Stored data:
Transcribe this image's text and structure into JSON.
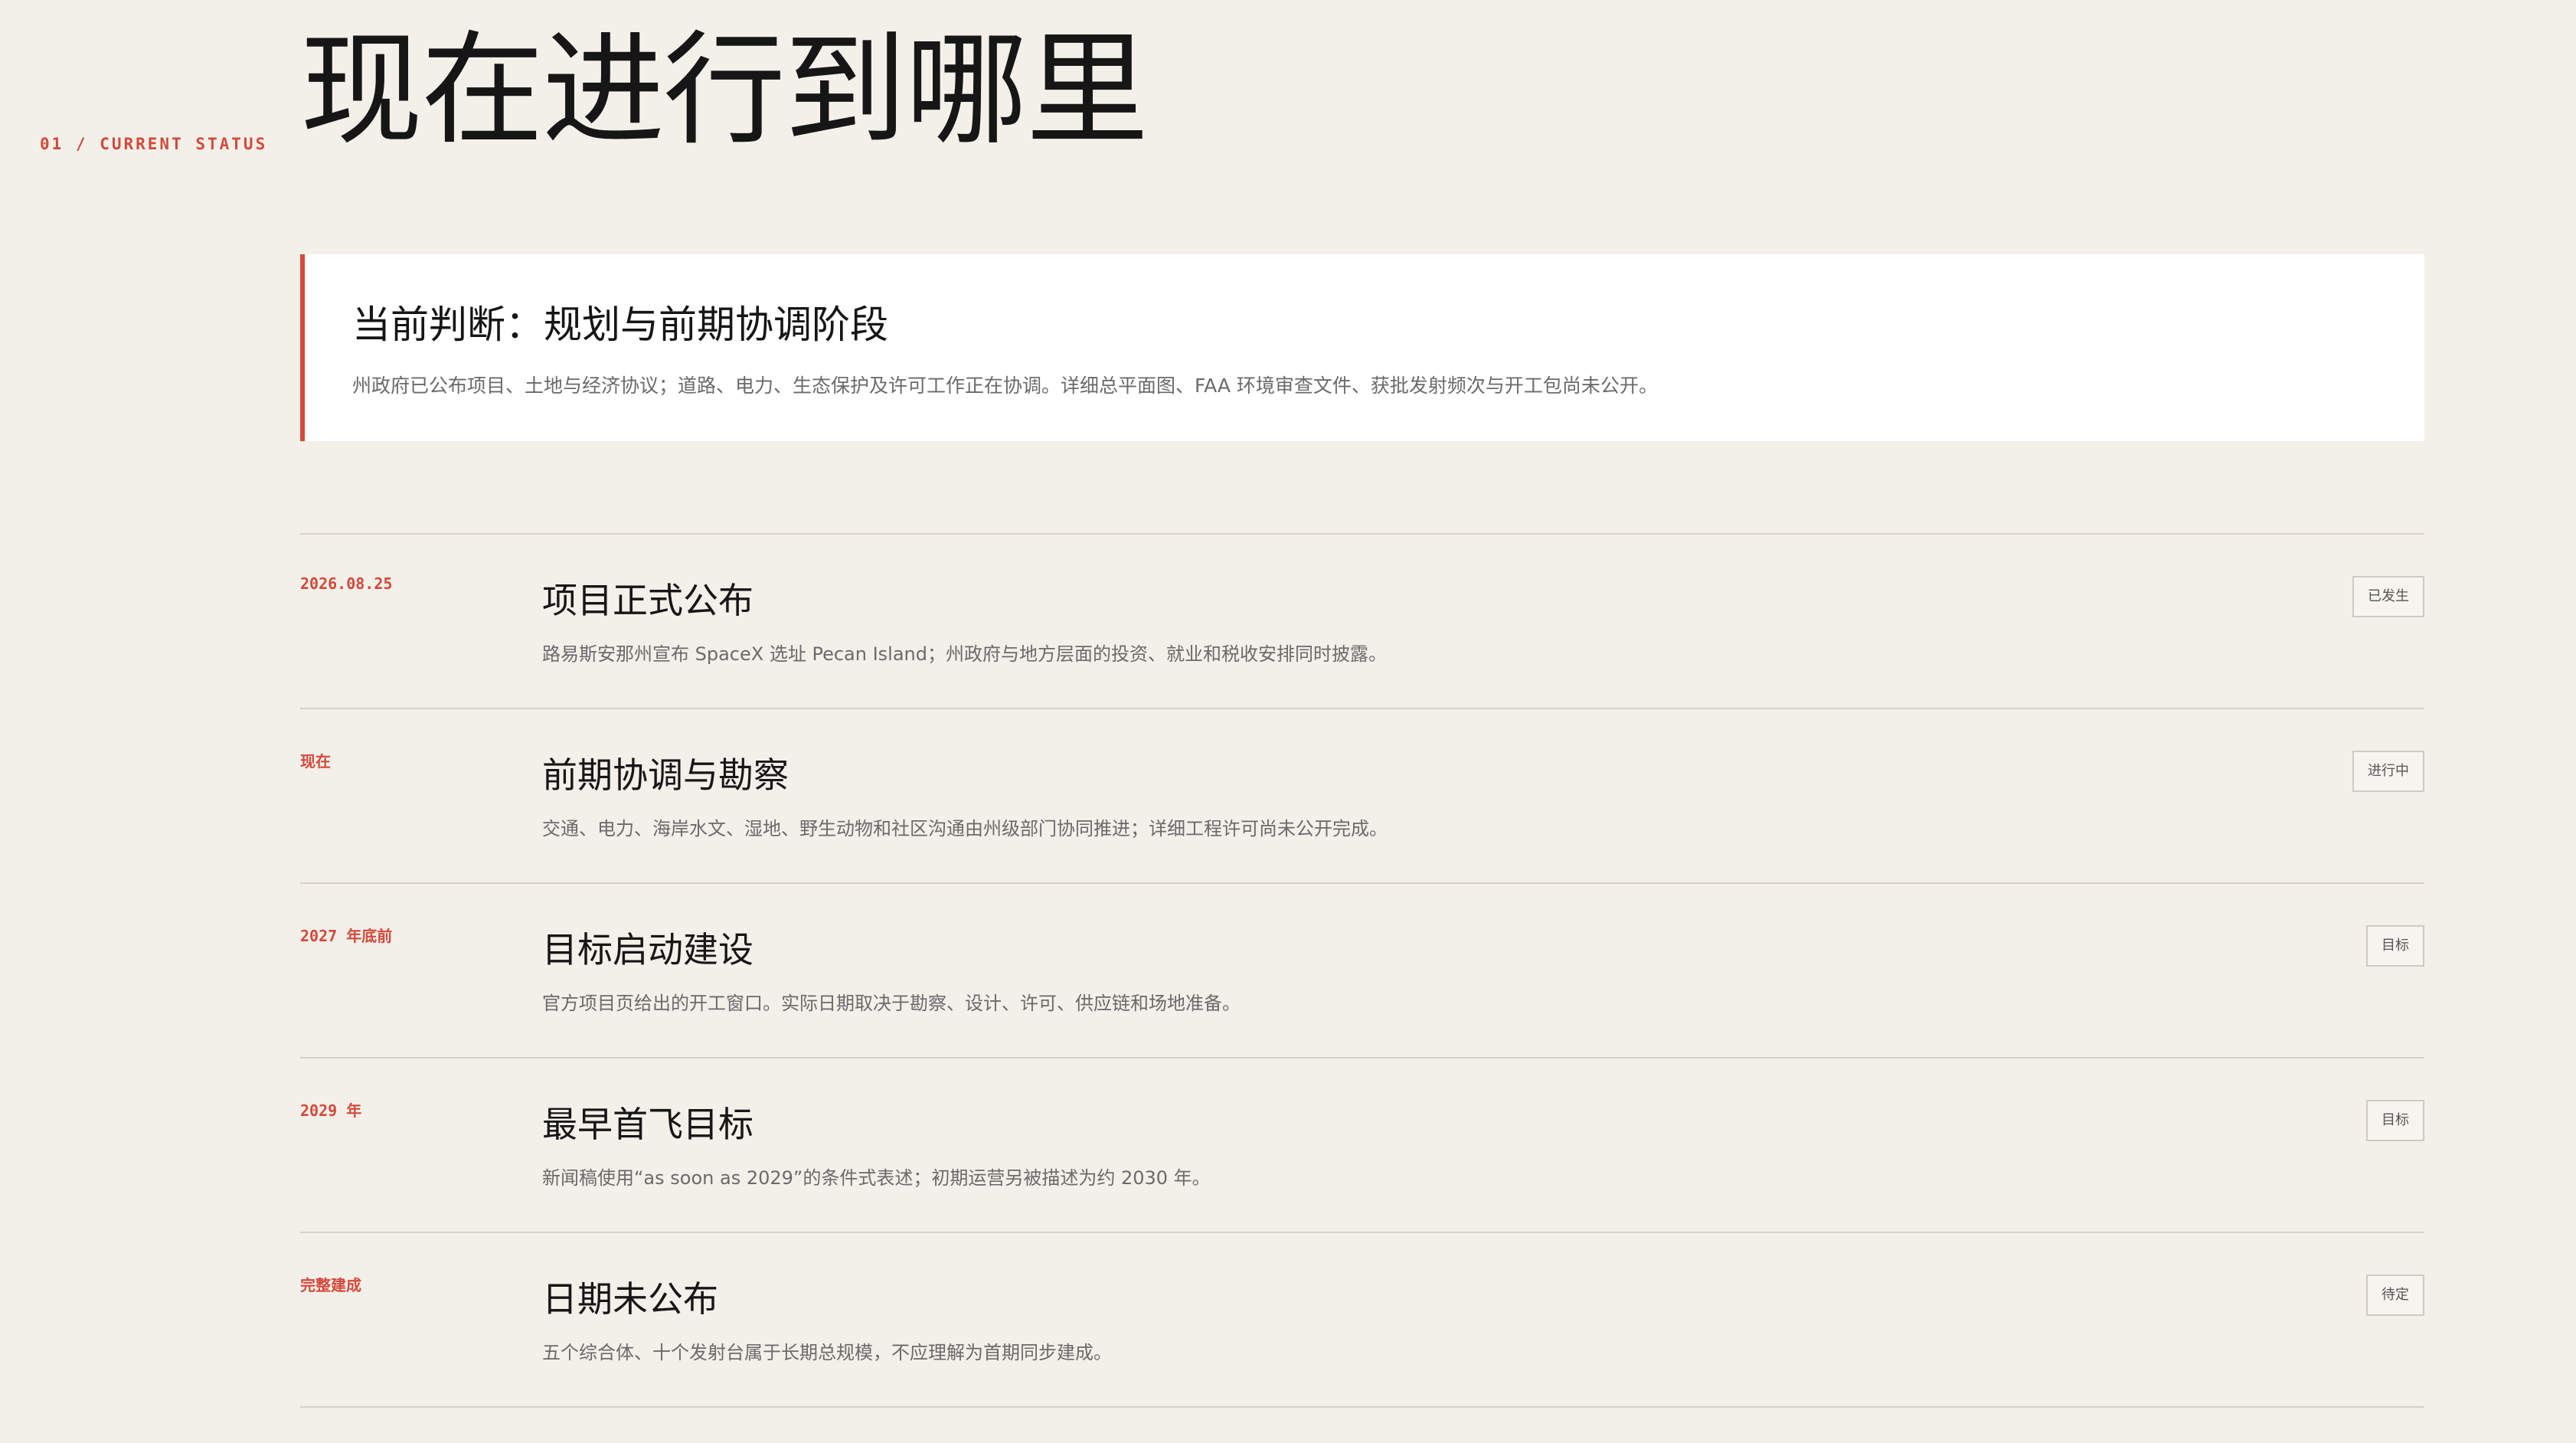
{
  "header": {
    "section_label": "01 / CURRENT STATUS",
    "title": "现在进行到哪里"
  },
  "summary": {
    "heading": "当前判断：规划与前期协调阶段",
    "text": "州政府已公布项目、土地与经济协议；道路、电力、生态保护及许可工作正在协调。详细总平面图、FAA 环境审查文件、获批发射频次与开工包尚未公开。",
    "accent_color": "#d4493a"
  },
  "timeline": [
    {
      "date": "2026.08.25",
      "title": "项目正式公布",
      "desc": "路易斯安那州宣布 SpaceX 选址 Pecan Island；州政府与地方层面的投资、就业和税收安排同时披露。",
      "badge": "已发生"
    },
    {
      "date": "现在",
      "title": "前期协调与勘察",
      "desc": "交通、电力、海岸水文、湿地、野生动物和社区沟通由州级部门协同推进；详细工程许可尚未公开完成。",
      "badge": "进行中"
    },
    {
      "date": "2027 年底前",
      "title": "目标启动建设",
      "desc": "官方项目页给出的开工窗口。实际日期取决于勘察、设计、许可、供应链和场地准备。",
      "badge": "目标"
    },
    {
      "date": "2029 年",
      "title": "最早首飞目标",
      "desc": "新闻稿使用“as soon as 2029”的条件式表述；初期运营另被描述为约 2030 年。",
      "badge": "目标"
    },
    {
      "date": "完整建成",
      "title": "日期未公布",
      "desc": "五个综合体、十个发射台属于长期总规模，不应理解为首期同步建成。",
      "badge": "待定"
    }
  ]
}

Task prompt:
Filter out all lines lacking the word "badge" and copy the rest.

The completed task:
      "badge": "已发生"
      "badge": "进行中"
      "badge": "目标"
      "badge": "目标"
      "badge": "待定"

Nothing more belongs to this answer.